What the task requires:
Quote every line as given.

Dataset excerpts:
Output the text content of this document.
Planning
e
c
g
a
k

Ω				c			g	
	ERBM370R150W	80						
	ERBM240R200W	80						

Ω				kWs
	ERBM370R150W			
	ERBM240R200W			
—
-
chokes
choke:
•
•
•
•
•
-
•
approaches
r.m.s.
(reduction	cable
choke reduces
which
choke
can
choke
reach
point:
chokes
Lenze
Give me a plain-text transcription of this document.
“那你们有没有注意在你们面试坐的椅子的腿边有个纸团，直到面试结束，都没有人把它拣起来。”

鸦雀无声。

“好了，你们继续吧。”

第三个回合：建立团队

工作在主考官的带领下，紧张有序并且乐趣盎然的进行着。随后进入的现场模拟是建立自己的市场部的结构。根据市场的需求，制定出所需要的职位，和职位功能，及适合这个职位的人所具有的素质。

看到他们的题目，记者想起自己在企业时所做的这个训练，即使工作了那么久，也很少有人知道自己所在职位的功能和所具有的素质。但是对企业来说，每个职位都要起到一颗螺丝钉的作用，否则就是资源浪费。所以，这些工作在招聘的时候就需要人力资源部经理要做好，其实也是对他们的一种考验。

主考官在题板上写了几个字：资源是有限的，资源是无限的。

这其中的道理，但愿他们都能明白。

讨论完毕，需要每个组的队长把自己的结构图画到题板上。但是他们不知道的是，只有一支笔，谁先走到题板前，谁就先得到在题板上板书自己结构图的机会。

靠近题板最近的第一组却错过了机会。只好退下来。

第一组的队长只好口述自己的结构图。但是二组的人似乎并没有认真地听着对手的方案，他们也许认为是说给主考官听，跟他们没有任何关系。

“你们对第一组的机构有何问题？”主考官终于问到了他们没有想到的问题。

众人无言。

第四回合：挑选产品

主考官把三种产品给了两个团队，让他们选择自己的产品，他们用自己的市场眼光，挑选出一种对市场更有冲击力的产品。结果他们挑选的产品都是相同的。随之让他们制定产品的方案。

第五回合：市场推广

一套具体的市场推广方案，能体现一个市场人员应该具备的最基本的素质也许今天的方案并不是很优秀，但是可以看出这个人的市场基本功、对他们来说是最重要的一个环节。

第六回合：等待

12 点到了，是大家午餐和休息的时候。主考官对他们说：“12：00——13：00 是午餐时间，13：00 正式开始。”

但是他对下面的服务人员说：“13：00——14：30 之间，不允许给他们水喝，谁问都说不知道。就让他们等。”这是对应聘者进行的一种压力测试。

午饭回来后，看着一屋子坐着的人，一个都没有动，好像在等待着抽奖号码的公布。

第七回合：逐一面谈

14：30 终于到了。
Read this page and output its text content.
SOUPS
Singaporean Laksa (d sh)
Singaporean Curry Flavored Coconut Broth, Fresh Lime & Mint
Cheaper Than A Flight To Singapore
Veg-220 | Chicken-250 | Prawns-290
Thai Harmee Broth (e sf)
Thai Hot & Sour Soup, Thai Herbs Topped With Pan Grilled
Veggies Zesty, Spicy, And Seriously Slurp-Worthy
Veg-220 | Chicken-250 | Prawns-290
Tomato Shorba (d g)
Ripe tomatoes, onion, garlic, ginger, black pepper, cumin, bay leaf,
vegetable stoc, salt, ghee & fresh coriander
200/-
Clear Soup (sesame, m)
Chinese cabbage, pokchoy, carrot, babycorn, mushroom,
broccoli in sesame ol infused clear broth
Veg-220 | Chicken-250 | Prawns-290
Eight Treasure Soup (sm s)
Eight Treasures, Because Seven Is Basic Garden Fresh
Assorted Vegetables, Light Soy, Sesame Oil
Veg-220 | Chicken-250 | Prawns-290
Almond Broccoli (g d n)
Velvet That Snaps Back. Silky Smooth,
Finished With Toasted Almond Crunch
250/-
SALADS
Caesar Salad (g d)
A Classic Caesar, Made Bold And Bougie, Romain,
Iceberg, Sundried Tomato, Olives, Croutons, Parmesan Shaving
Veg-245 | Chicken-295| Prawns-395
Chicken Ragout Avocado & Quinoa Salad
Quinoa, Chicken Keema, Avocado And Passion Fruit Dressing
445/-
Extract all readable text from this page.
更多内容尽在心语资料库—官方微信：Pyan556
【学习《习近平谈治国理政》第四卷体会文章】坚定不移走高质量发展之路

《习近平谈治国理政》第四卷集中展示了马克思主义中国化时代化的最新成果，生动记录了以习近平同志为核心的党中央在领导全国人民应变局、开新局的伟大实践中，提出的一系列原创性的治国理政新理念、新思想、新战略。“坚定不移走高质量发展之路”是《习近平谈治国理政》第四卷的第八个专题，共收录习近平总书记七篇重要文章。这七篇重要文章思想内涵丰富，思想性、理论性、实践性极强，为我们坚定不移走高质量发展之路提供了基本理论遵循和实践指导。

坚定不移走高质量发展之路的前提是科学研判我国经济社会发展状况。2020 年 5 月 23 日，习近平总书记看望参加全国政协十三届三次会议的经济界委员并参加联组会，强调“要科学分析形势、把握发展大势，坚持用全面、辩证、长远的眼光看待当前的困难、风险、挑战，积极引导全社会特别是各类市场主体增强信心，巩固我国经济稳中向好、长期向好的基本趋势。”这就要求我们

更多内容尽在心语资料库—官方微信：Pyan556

Solution for this exercise:
Output the text content of this document.
Planning
e
c
g
a
k

Ω				c			g	
	ERBM370R150W	80						
	ERBM240R200W	80						

Ω				kWs
	ERBM370R150W			
	ERBM240R200W			
—
-
chokes
choke:
•
•
•
•
•
-
•
approaches
r.m.s.
(reduction	cable
choke reduces
which
choke
can
choke
reach
point:
chokes
Lenze
Give me a plain-text transcription of this document.
“那你们有没有注意在你们面试坐的椅子的腿边有个纸团，直到面试结束，都没有人把它拣起来。”

鸦雀无声。

“好了，你们继续吧。”

第三个回合：建立团队

工作在主考官的带领下，紧张有序并且乐趣盎然的进行着。随后进入的现场模拟是建立自己的市场部的结构。根据市场的需求，制定出所需要的职位，和职位功能，及适合这个职位的人所具有的素质。

看到他们的题目，记者想起自己在企业时所做的这个训练，即使工作了那么久，也很少有人知道自己所在职位的功能和所具有的素质。但是对企业来说，每个职位都要起到一颗螺丝钉的作用，否则就是资源浪费。所以，这些工作在招聘的时候就需要人力资源部经理要做好，其实也是对他们的一种考验。

主考官在题板上写了几个字：资源是有限的，资源是无限的。

这其中的道理，但愿他们都能明白。

讨论完毕，需要每个组的队长把自己的结构图画到题板上。但是他们不知道的是，只有一支笔，谁先走到题板前，谁就先得到在题板上板书自己结构图的机会。

靠近题板最近的第一组却错过了机会。只好退下来。

第一组的队长只好口述自己的结构图。但是二组的人似乎并没有认真地听着对手的方案，他们也许认为是说给主考官听，跟他们没有任何关系。

“你们对第一组的机构有何问题？”主考官终于问到了他们没有想到的问题。

众人无言。

第四回合：挑选产品

主考官把三种产品给了两个团队，让他们选择自己的产品，他们用自己的市场眼光，挑选出一种对市场更有冲击力的产品。结果他们挑选的产品都是相同的。随之让他们制定产品的方案。

第五回合：市场推广

一套具体的市场推广方案，能体现一个市场人员应该具备的最基本的素质也许今天的方案并不是很优秀，但是可以看出这个人的市场基本功、对他们来说是最重要的一个环节。

第六回合：等待

12 点到了，是大家午餐和休息的时候。主考官对他们说：“12：00——13：00 是午餐时间，13：00 正式开始。”

但是他对下面的服务人员说：“13：00——14：30 之间，不允许给他们水喝，谁问都说不知道。就让他们等。”这是对应聘者进行的一种压力测试。

午饭回来后，看着一屋子坐着的人，一个都没有动，好像在等待着抽奖号码的公布。

第七回合：逐一面谈

14：30 终于到了。
Read this page and output its text content.
SOUPS
Singaporean Laksa (d sh)
Singaporean Curry Flavored Coconut Broth, Fresh Lime & Mint
Cheaper Than A Flight To Singapore
Veg-220 | Chicken-250 | Prawns-290
Thai Harmee Broth (e sf)
Thai Hot & Sour Soup, Thai Herbs Topped With Pan Grilled
Veggies Zesty, Spicy, And Seriously Slurp-Worthy
Veg-220 | Chicken-250 | Prawns-290
Tomato Shorba (d g)
Ripe tomatoes, onion, garlic, ginger, black pepper, cumin, bay leaf,
vegetable stoc, salt, ghee & fresh coriander
200/-
Clear Soup (sesame, m)
Chinese cabbage, pokchoy, carrot, babycorn, mushroom,
broccoli in sesame ol infused clear broth
Veg-220 | Chicken-250 | Prawns-290
Eight Treasure Soup (sm s)
Eight Treasures, Because Seven Is Basic Garden Fresh
Assorted Vegetables, Light Soy, Sesame Oil
Veg-220 | Chicken-250 | Prawns-290
Almond Broccoli (g d n)
Velvet That Snaps Back. Silky Smooth,
Finished With Toasted Almond Crunch
250/-
SALADS
Caesar Salad (g d)
A Classic Caesar, Made Bold And Bougie, Romain,
Iceberg, Sundried Tomato, Olives, Croutons, Parmesan Shaving
Veg-245 | Chicken-295| Prawns-395
Chicken Ragout Avocado & Quinoa Salad
Quinoa, Chicken Keema, Avocado And Passion Fruit Dressing
445/-
Extract all readable text from this page.
更多内容尽在心语资料库—官方微信：Pyan556
【学习《习近平谈治国理政》第四卷体会文章】坚定不移走高质量发展之路

《习近平谈治国理政》第四卷集中展示了马克思主义中国化时代化的最新成果，生动记录了以习近平同志为核心的党中央在领导全国人民应变局、开新局的伟大实践中，提出的一系列原创性的治国理政新理念、新思想、新战略。“坚定不移走高质量发展之路”是《习近平谈治国理政》第四卷的第八个专题，共收录习近平总书记七篇重要文章。这七篇重要文章思想内涵丰富，思想性、理论性、实践性极强，为我们坚定不移走高质量发展之路提供了基本理论遵循和实践指导。

坚定不移走高质量发展之路的前提是科学研判我国经济社会发展状况。2020 年 5 月 23 日，习近平总书记看望参加全国政协十三届三次会议的经济界委员并参加联组会，强调“要科学分析形势、把握发展大势，坚持用全面、辩证、长远的眼光看待当前的困难、风险、挑战，积极引导全社会特别是各类市场主体增强信心，巩固我国经济稳中向好、长期向好的基本趋势。”这就要求我们

更多内容尽在心语资料库—官方微信：Pyan556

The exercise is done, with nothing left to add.